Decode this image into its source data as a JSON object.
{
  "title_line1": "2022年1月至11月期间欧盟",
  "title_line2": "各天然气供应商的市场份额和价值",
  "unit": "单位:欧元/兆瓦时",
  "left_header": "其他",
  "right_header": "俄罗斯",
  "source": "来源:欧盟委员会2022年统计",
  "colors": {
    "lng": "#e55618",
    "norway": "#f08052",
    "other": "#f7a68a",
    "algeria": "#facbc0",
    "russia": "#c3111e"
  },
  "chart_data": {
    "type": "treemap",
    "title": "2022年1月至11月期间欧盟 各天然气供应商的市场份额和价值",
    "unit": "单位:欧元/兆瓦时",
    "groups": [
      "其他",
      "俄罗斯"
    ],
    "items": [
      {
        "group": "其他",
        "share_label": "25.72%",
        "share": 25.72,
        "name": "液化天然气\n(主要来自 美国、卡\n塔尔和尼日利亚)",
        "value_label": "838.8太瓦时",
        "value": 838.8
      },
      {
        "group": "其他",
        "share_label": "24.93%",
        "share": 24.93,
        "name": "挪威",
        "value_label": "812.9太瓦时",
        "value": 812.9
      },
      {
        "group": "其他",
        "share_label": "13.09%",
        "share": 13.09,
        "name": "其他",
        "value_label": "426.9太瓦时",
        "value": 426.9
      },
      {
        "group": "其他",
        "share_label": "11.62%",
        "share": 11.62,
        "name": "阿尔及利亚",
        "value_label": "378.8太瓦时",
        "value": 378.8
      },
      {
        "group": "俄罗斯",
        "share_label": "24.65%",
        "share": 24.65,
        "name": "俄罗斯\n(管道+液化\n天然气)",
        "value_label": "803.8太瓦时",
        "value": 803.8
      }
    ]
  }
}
══════════════════════════════
--- OBJECTIVE ---
Without omitting anything, output the entries exactly.

--- EXPECTED OUTPUT ---
Decode this image into its source data as a JSON object.
{
  "title_line1": "2022年1月至11月期间欧盟",
  "title_line2": "各天然气供应商的市场份额和价值",
  "unit": "单位:欧元/兆瓦时",
  "left_header": "其他",
  "right_header": "俄罗斯",
  "source": "来源:欧盟委员会2022年统计",
  "colors": {
    "lng": "#e55618",
    "norway": "#f08052",
    "other": "#f7a68a",
    "algeria": "#facbc0",
    "russia": "#c3111e"
  },
  "chart_data": {
    "type": "treemap",
    "title": "2022年1月至11月期间欧盟 各天然气供应商的市场份额和价值",
    "unit": "单位:欧元/兆瓦时",
    "groups": [
      "其他",
      "俄罗斯"
    ],
    "items": [
      {
        "group": "其他",
        "share_label": "25.72%",
        "share": 25.72,
        "name": "液化天然气\n(主要来自 美国、卡\n塔尔和尼日利亚)",
        "value_label": "838.8太瓦时",
        "value": 838.8
      },
      {
        "group": "其他",
        "share_label": "24.93%",
        "share": 24.93,
        "name": "挪威",
        "value_label": "812.9太瓦时",
        "value": 812.9
      },
      {
        "group": "其他",
        "share_label": "13.09%",
        "share": 13.09,
        "name": "其他",
        "value_label": "426.9太瓦时",
        "value": 426.9
      },
      {
        "group": "其他",
        "share_label": "11.62%",
        "share": 11.62,
        "name": "阿尔及利亚",
        "value_label": "378.8太瓦时",
        "value": 378.8
      },
      {
        "group": "俄罗斯",
        "share_label": "24.65%",
        "share": 24.65,
        "name": "俄罗斯\n(管道+液化\n天然气)",
        "value_label": "803.8太瓦时",
        "value": 803.8
      }
    ]
  }
}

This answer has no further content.